YOUR OBJECTIVE:
Each line below should be reproduced without any alteration.

Stored items from a collection:
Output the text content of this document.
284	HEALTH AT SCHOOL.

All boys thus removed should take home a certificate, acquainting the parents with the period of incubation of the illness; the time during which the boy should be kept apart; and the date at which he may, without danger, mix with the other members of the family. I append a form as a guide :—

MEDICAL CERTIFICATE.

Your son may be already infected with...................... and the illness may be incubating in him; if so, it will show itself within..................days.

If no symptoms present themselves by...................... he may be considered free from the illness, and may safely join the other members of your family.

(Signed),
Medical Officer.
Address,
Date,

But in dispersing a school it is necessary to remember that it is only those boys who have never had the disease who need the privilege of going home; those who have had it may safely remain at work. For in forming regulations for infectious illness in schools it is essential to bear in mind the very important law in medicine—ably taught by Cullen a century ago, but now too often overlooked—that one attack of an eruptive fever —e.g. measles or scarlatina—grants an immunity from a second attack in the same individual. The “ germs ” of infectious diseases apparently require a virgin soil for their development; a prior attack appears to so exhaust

EXERCISE RESPONSE:
Output the text content of this document.
284	HEALTH AT SCHOOL.

All boys thus removed should take home a certificate, acquainting the parents with the period of incubation of the illness; the time during which the boy should be kept apart; and the date at which he may, without danger, mix with the other members of the family. I append a form as a guide :—

MEDICAL CERTIFICATE.

Your son may be already infected with...................... and the illness may be incubating in him; if so, it will show itself within..................days.

If no symptoms present themselves by...................... he may be considered free from the illness, and may safely join the other members of your family.

(Signed),
Medical Officer.
Address,
Date,

But in dispersing a school it is necessary to remember that it is only those boys who have never had the disease who need the privilege of going home; those who have had it may safely remain at work. For in forming regulations for infectious illness in schools it is essential to bear in mind the very important law in medicine—ably taught by Cullen a century ago, but now too often overlooked—that one attack of an eruptive fever —e.g. measles or scarlatina—grants an immunity from a second attack in the same individual. The “ germs ” of infectious diseases apparently require a virgin soil for their development; a prior attack appears to so exhaust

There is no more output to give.